From the entries below, extract every line that includes the word "text".
▬▬▬▬▬▬
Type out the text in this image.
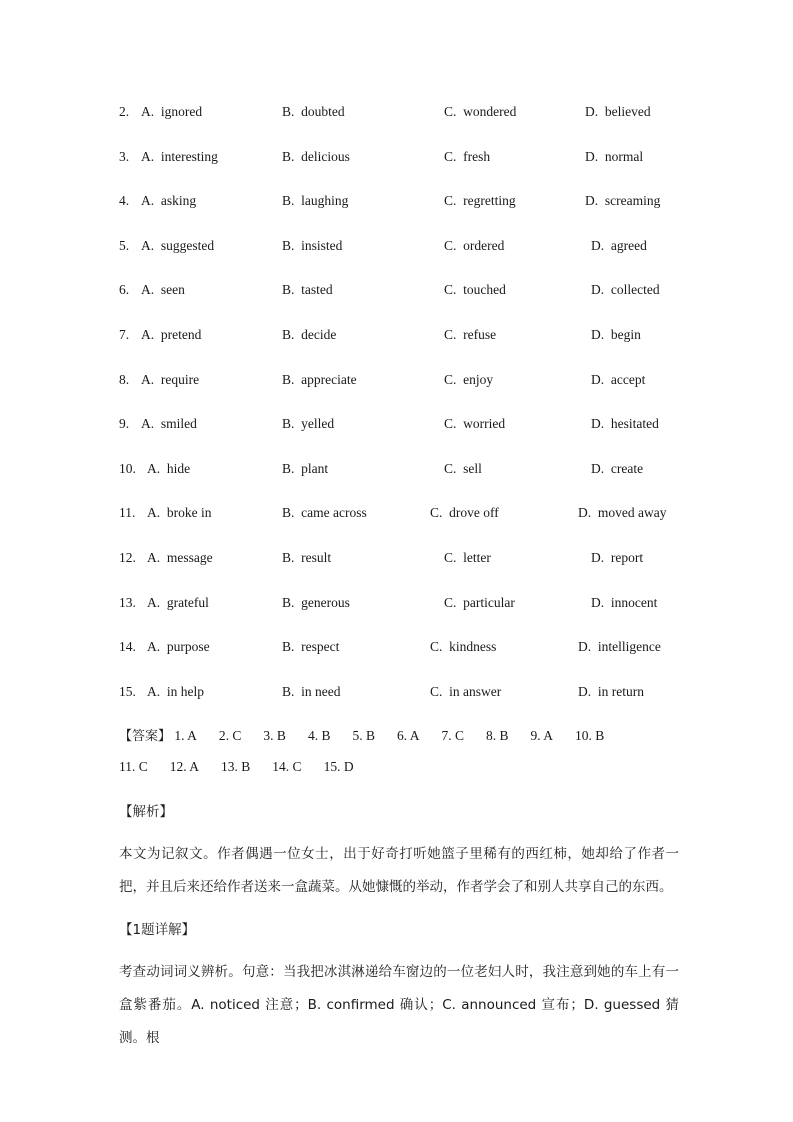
2. A. ignored	B. doubted	C. wondered	D. believed
3. A. interesting	B. delicious	C. fresh	D. normal
4. A. asking	B. laughing	C. regretting	D. screaming
5. A. suggested	B. insisted	C. ordered	D. agreed
6. A. seen	B. tasted	C. touched	D. collected
7. A. pretend	B. decide	C. refuse	D. begin
8. A. require	B. appreciate	C. enjoy	D. accept
9. A. smiled	B. yelled	C. worried	D. hesitated
10. A. hide	B. plant	C. sell	D. create
11. A. broke in	B. came across	C. drove off	D. moved away
12. A. message	B. result	C. letter	D. report
13. A. grateful	B. generous	C. particular	D. innocent
14. A. purpose	B. respect	C. kindness	D. intelligence
15. A. in help	B. in need	C. in answer	D. in return
【答案】 1. A 2. C 3. B 4. B 5. B 6. A 7. C 8. B 9. A 10. B
11. C 12. A 13. B 14. C 15. D
【解析】
本文为记叙文。作者偶遇一位女士，出于好奇打听她篮子里稀有的西红柿，她却给了作者一把，并且后来还给作者送来一盒蔬菜。从她慷慨的举动，作者学会了和别人共享自己的东西。
【1题详解】
考查动词词义辨析。句意：当我把冰淇淋递给车窗边的一位老妇人时，我注意到她的车上有一盒紫番茄。A. noticed 注意；B. confirmed 确认；C. announced 宣布；D. guessed 猜测。根
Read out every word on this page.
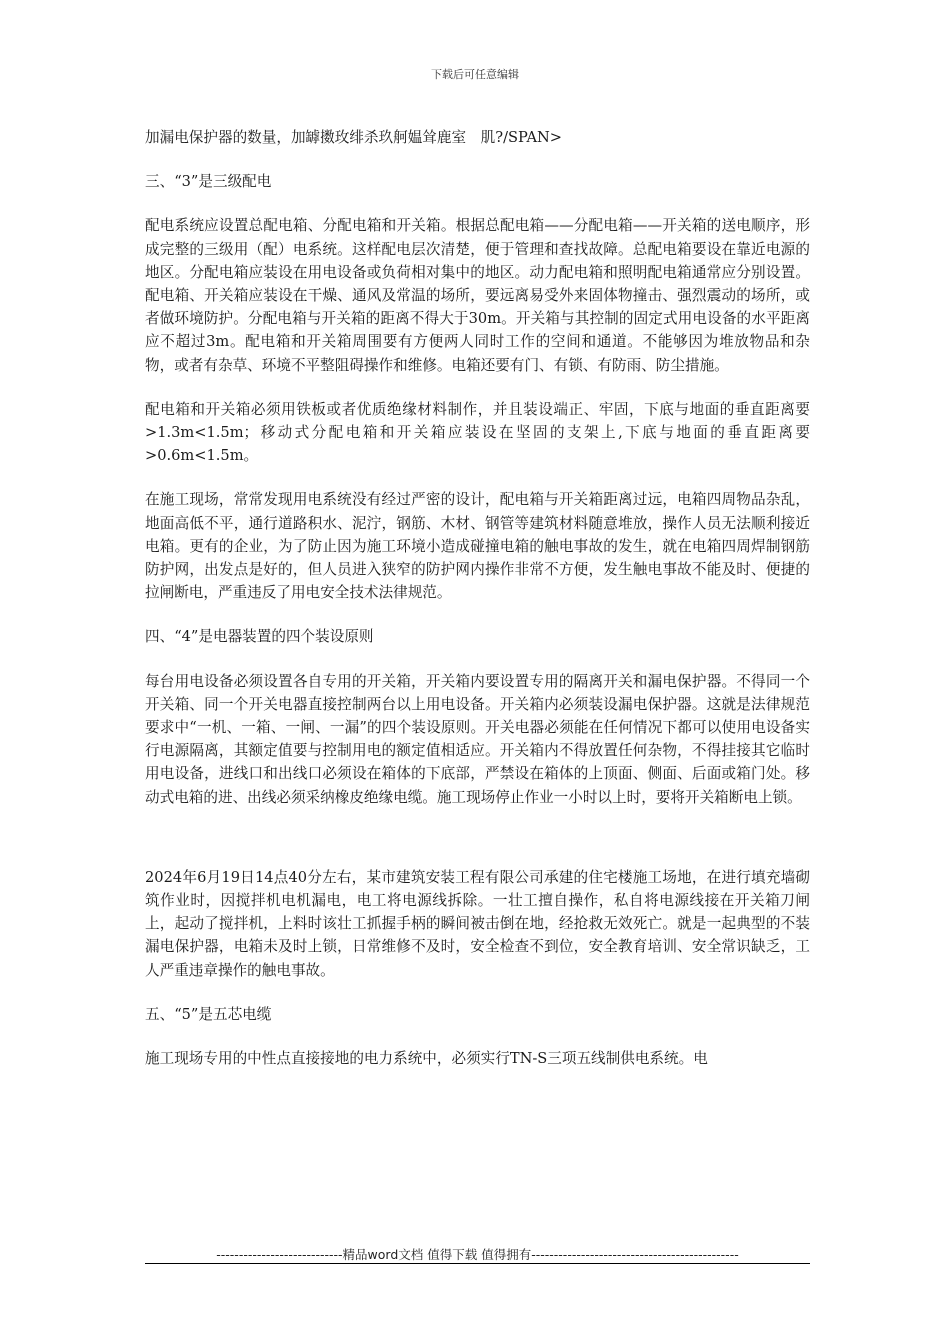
下载后可任意编辑

加漏电保护器的数量，加罅擞玫绯杀玖舸媪耸鹿室　肌?/SPAN>

三、“3”是三级配电

配电系统应设置总配电箱、分配电箱和开关箱。根据总配电箱——分配电箱——开关箱的送电顺序，形成完整的三级用（配）电系统。这样配电层次清楚，便于管理和查找故障。总配电箱要设在靠近电源的地区。分配电箱应装设在用电设备或负荷相对集中的地区。动力配电箱和照明配电箱通常应分别设置。配电箱、开关箱应装设在干燥、通风及常温的场所，要远离易受外来固体物撞击、强烈震动的场所，或者做环境防护。分配电箱与开关箱的距离不得大于30m。开关箱与其控制的固定式用电设备的水平距离应不超过3m。配电箱和开关箱周围要有方便两人同时工作的空间和通道。不能够因为堆放物品和杂物，或者有杂草、环境不平整阻碍操作和维修。电箱还要有门、有锁、有防雨、防尘措施。

配电箱和开关箱必须用铁板或者优质绝缘材料制作，并且装设端正、牢固，下底与地面的垂直距离要>1.3m<1.5m；移动式分配电箱和开关箱应装设在坚固的支架上,下底与地面的垂直距离要>0.6m<1.5m。

在施工现场，常常发现用电系统没有经过严密的设计，配电箱与开关箱距离过远，电箱四周物品杂乱，地面高低不平，通行道路积水、泥泞，钢筋、木材、钢管等建筑材料随意堆放，操作人员无法顺利接近电箱。更有的企业，为了防止因为施工环境小造成碰撞电箱的触电事故的发生，就在电箱四周焊制钢筋防护网，出发点是好的，但人员进入狭窄的防护网内操作非常不方便，发生触电事故不能及时、便捷的拉闸断电，严重违反了用电安全技术法律规范。

四、“4”是电器装置的四个装设原则

每台用电设备必须设置各自专用的开关箱，开关箱内要设置专用的隔离开关和漏电保护器。不得同一个开关箱、同一个开关电器直接控制两台以上用电设备。开关箱内必须装设漏电保护器。这就是法律规范要求中“一机、一箱、一闸、一漏”的四个装设原则。开关电器必须能在任何情况下都可以使用电设备实行电源隔离，其额定值要与控制用电的额定值相适应。开关箱内不得放置任何杂物，不得挂接其它临时用电设备，进线口和出线口必须设在箱体的下底部，严禁设在箱体的上顶面、侧面、后面或箱门处。移动式电箱的进、出线必须采纳橡皮绝缘电缆。施工现场停止作业一小时以上时，要将开关箱断电上锁。

2024年6月19日14点40分左右，某市建筑安装工程有限公司承建的住宅楼施工场地，在进行填充墙砌筑作业时，因搅拌机电机漏电，电工将电源线拆除。一壮工擅自操作，私自将电源线接在开关箱刀闸上，起动了搅拌机，上料时该壮工抓握手柄的瞬间被击倒在地，经抢救无效死亡。就是一起典型的不装漏电保护器，电箱未及时上锁，日常维修不及时，安全检查不到位，安全教育培训、安全常识缺乏，工人严重违章操作的触电事故。

五、“5”是五芯电缆

施工现场专用的中性点直接接地的电力系统中，必须实行TN-S三项五线制供电系统。电

----------------------------精品word文档 值得下载 值得拥有----------------------------------------------
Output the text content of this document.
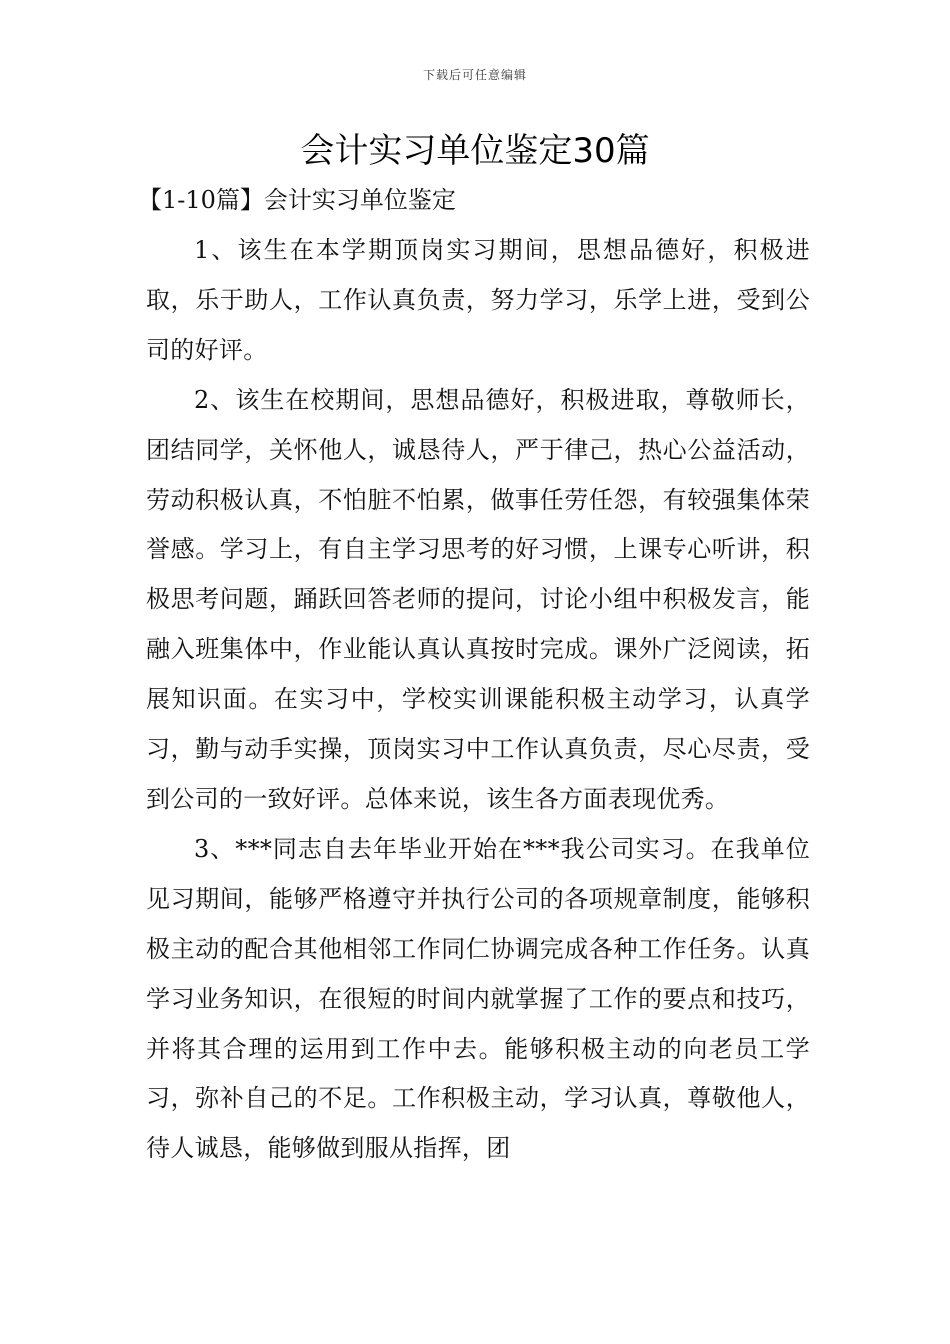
下载后可任意编辑
会计实习单位鉴定30篇
【1-10篇】会计实习单位鉴定

1、该生在本学期顶岗实习期间，思想品德好，积极进取，乐于助人，工作认真负责，努力学习，乐学上进，受到公司的好评。

2、该生在校期间，思想品德好，积极进取，尊敬师长，团结同学，关怀他人，诚恳待人，严于律己，热心公益活动，劳动积极认真，不怕脏不怕累，做事任劳任怨，有较强集体荣誉感。学习上，有自主学习思考的好习惯，上课专心听讲，积极思考问题，踊跃回答老师的提问，讨论小组中积极发言，能融入班集体中，作业能认真认真按时完成。课外广泛阅读，拓展知识面。在实习中，学校实训课能积极主动学习，认真学习，勤与动手实操，顶岗实习中工作认真负责，尽心尽责，受到公司的一致好评。总体来说，该生各方面表现优秀。

3、***同志自去年毕业开始在***我公司实习。在我单位见习期间，能够严格遵守并执行公司的各项规章制度，能够积极主动的配合其他相邻工作同仁协调完成各种工作任务。认真学习业务知识，在很短的时间内就掌握了工作的要点和技巧，并将其合理的运用到工作中去。能够积极主动的向老员工学习，弥补自己的不足。工作积极主动，学习认真，尊敬他人，待人诚恳，能够做到服从指挥，团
▬▬▬▬▬▬
__FINAL ANSWER__:
Type out the text in this image.
Output the text content of this document.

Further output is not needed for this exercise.